* Page text:
################

By Ellen Domb, John L. Morris and Michael S. Slocum
David Ullman's new book Making Robust Decisions: Decision Management for Technical, Business, and Service Teams will be valuable to TRIZ practioners in many environments. The techniques and systems in Making Robust Decisions grew out of Dr. Ullman's experiences as an engineer and engineering professor, deciding whether a new system or component was better than the original, with incomplete information about the manufacturing and use of the system. This beginning triggered many years of research on the management of uncertainty in decision-making, and development of ways to make it easy for people to apply the findings of the research.
Ullman is also the author of Accord™ software, which automates calculations and provides visual outputs at various stages of decision making. But the book is not a sales pitch for the software – readers will learn valuable methods and approaches and develop a greatly enhanced understanding of the process of making decisions, both personally and in teams, whether they are interested in the software or not.

################

[Data items]
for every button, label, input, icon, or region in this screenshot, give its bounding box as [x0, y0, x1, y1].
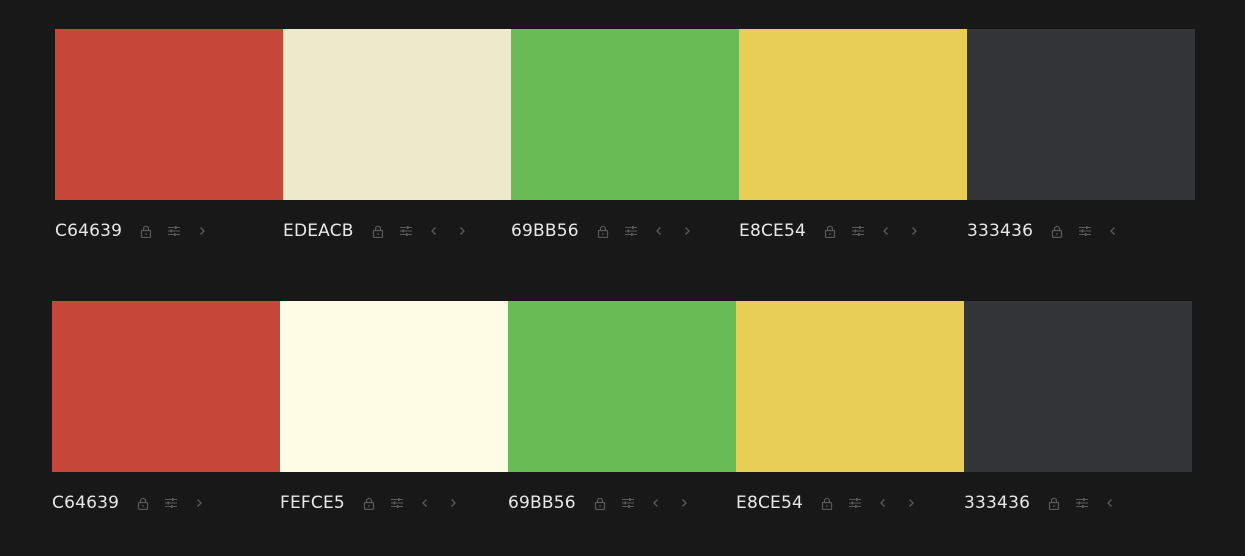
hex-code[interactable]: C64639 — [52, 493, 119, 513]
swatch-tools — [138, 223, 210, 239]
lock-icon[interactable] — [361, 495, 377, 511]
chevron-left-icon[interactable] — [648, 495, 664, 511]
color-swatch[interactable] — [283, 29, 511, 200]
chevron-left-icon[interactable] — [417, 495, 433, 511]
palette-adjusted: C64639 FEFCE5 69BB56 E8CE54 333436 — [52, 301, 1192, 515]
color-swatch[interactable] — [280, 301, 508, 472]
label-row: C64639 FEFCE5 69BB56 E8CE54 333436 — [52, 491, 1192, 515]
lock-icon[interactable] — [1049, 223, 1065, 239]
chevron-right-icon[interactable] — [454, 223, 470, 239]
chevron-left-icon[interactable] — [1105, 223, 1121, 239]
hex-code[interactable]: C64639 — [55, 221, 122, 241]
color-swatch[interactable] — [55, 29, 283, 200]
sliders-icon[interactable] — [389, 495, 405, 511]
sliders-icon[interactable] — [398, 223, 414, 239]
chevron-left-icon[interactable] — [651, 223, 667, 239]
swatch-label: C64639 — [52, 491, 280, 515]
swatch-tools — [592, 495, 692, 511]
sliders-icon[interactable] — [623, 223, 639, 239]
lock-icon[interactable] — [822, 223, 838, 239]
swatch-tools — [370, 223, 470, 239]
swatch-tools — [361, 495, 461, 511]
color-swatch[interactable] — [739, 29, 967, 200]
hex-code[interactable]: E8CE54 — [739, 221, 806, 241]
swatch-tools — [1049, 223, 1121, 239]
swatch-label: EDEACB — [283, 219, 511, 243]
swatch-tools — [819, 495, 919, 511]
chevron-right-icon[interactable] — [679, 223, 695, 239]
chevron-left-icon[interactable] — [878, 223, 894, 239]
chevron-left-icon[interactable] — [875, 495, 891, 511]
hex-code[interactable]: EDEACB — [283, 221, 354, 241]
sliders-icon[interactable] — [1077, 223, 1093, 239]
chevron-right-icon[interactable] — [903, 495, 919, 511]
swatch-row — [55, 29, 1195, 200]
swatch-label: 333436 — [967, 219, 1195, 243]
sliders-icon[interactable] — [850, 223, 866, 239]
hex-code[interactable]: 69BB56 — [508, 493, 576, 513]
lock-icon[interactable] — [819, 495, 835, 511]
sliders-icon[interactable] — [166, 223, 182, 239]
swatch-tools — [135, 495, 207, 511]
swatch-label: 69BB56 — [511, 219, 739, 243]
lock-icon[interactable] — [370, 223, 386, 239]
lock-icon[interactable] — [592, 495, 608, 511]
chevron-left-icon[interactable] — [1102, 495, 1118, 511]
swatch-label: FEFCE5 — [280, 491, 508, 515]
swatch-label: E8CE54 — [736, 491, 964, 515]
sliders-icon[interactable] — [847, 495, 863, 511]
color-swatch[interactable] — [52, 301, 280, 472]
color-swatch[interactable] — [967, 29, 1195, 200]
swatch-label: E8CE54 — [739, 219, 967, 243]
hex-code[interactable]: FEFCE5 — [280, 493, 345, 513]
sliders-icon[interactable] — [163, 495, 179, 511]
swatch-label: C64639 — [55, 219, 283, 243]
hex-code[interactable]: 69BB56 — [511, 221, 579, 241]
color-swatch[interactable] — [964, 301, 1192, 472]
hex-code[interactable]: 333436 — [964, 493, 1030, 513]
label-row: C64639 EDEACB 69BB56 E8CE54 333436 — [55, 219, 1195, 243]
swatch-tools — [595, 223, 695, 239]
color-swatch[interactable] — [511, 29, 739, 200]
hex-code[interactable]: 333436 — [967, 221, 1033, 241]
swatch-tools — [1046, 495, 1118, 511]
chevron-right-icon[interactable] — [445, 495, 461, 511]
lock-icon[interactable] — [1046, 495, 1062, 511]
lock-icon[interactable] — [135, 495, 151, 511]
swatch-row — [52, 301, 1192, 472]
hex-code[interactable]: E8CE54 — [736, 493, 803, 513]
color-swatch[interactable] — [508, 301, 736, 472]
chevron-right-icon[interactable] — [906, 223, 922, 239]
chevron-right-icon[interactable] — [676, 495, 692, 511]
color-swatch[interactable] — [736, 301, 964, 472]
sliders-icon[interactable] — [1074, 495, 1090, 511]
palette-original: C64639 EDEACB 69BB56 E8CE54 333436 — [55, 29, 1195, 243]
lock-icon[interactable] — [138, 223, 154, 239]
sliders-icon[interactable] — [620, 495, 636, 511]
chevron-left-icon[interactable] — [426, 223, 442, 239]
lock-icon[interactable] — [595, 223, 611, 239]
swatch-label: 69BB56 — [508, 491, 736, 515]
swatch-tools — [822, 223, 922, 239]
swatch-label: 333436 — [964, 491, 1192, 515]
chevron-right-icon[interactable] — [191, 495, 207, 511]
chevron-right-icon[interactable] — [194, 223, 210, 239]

################

* Things to do:
• 1. Answer these questions using the book review:
(a) What is the full title of David Ullman's new book?
(b) What software did Ullman also write?
(c) From what experiences of Dr. Ullman did the book's techniques and systems grow?
• 2. Pull out every line of the listing that contains the string "EDEACB".
The listing has no connection to the book review.

* Responses to the tasks:
• 1.
(a) Making Robust Decisions: Decision Management for Technical, Business, and Service Teams
(b) Accord™ software
(c) His experiences as an engineer and engineering professor

• 2.
swatch-label: EDEACB — [283, 219, 511, 243]
hex-code[interactable]: EDEACB — [283, 221, 354, 241]
label-row: C64639 EDEACB 69BB56 E8CE54 333436 — [55, 219, 1195, 243]
palette-original: C64639 EDEACB 69BB56 E8CE54 333436 — [55, 29, 1195, 243]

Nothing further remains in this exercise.